- [INPUT]
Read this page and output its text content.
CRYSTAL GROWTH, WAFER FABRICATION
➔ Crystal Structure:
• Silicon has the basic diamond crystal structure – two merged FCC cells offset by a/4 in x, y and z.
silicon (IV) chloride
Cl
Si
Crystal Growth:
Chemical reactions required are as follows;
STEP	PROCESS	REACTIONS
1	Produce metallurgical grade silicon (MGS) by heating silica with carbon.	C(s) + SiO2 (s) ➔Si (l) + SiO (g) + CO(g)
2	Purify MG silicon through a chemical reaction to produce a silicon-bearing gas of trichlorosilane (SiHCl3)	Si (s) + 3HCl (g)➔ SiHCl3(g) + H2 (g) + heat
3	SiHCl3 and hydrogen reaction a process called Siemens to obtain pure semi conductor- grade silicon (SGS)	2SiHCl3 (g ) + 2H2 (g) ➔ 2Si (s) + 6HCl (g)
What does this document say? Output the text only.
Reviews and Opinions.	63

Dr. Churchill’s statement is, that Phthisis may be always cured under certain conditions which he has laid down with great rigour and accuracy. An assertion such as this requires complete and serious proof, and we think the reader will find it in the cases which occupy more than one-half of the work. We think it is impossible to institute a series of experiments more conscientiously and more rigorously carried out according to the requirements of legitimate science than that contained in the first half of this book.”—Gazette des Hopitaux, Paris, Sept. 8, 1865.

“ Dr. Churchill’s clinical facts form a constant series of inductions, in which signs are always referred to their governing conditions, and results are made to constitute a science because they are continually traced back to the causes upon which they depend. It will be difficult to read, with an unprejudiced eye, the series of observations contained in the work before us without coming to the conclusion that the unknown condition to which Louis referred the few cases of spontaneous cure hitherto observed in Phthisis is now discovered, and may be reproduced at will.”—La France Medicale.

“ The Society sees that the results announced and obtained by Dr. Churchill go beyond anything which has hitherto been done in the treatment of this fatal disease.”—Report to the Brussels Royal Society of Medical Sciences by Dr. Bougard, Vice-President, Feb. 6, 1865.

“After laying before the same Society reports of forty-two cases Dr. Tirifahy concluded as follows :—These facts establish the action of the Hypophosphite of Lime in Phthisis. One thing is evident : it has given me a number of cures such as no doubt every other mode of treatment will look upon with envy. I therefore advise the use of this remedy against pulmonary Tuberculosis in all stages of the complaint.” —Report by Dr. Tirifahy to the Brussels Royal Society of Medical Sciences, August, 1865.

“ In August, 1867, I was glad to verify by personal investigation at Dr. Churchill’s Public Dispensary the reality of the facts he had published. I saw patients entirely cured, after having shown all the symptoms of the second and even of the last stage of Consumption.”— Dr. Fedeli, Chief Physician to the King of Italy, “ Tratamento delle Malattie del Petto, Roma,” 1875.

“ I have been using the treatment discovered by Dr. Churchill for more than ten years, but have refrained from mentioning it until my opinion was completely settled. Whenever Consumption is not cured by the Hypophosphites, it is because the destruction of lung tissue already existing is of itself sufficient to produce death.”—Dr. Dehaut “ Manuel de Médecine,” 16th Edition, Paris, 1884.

- [WORK REQUIRED] Return the listing above in its exact form.

- [SOLVED EXERCISE]
Read this page and output its text content.
CRYSTAL GROWTH, WAFER FABRICATION
➔ Crystal Structure:
• Silicon has the basic diamond crystal structure – two merged FCC cells offset by a/4 in x, y and z.
silicon (IV) chloride
Cl
Si
Crystal Growth:
Chemical reactions required are as follows;
STEP	PROCESS	REACTIONS
1	Produce metallurgical grade silicon (MGS) by heating silica with carbon.	C(s) + SiO2 (s) ➔Si (l) + SiO (g) + CO(g)
2	Purify MG silicon through a chemical reaction to produce a silicon-bearing gas of trichlorosilane (SiHCl3)	Si (s) + 3HCl (g)➔ SiHCl3(g) + H2 (g) + heat
3	SiHCl3 and hydrogen reaction a process called Siemens to obtain pure semi conductor- grade silicon (SGS)	2SiHCl3 (g ) + 2H2 (g) ➔ 2Si (s) + 6HCl (g)
What does this document say? Output the text only.
Reviews and Opinions.	63

Dr. Churchill’s statement is, that Phthisis may be always cured under certain conditions which he has laid down with great rigour and accuracy. An assertion such as this requires complete and serious proof, and we think the reader will find it in the cases which occupy more than one-half of the work. We think it is impossible to institute a series of experiments more conscientiously and more rigorously carried out according to the requirements of legitimate science than that contained in the first half of this book.”—Gazette des Hopitaux, Paris, Sept. 8, 1865.

“ Dr. Churchill’s clinical facts form a constant series of inductions, in which signs are always referred to their governing conditions, and results are made to constitute a science because they are continually traced back to the causes upon which they depend. It will be difficult to read, with an unprejudiced eye, the series of observations contained in the work before us without coming to the conclusion that the unknown condition to which Louis referred the few cases of spontaneous cure hitherto observed in Phthisis is now discovered, and may be reproduced at will.”—La France Medicale.

“ The Society sees that the results announced and obtained by Dr. Churchill go beyond anything which has hitherto been done in the treatment of this fatal disease.”—Report to the Brussels Royal Society of Medical Sciences by Dr. Bougard, Vice-President, Feb. 6, 1865.

“After laying before the same Society reports of forty-two cases Dr. Tirifahy concluded as follows :—These facts establish the action of the Hypophosphite of Lime in Phthisis. One thing is evident : it has given me a number of cures such as no doubt every other mode of treatment will look upon with envy. I therefore advise the use of this remedy against pulmonary Tuberculosis in all stages of the complaint.” —Report by Dr. Tirifahy to the Brussels Royal Society of Medical Sciences, August, 1865.

“ In August, 1867, I was glad to verify by personal investigation at Dr. Churchill’s Public Dispensary the reality of the facts he had published. I saw patients entirely cured, after having shown all the symptoms of the second and even of the last stage of Consumption.”— Dr. Fedeli, Chief Physician to the King of Italy, “ Tratamento delle Malattie del Petto, Roma,” 1875.

“ I have been using the treatment discovered by Dr. Churchill for more than ten years, but have refrained from mentioning it until my opinion was completely settled. Whenever Consumption is not cured by the Hypophosphites, it is because the destruction of lung tissue already existing is of itself sufficient to produce death.”—Dr. Dehaut “ Manuel de Médecine,” 16th Edition, Paris, 1884.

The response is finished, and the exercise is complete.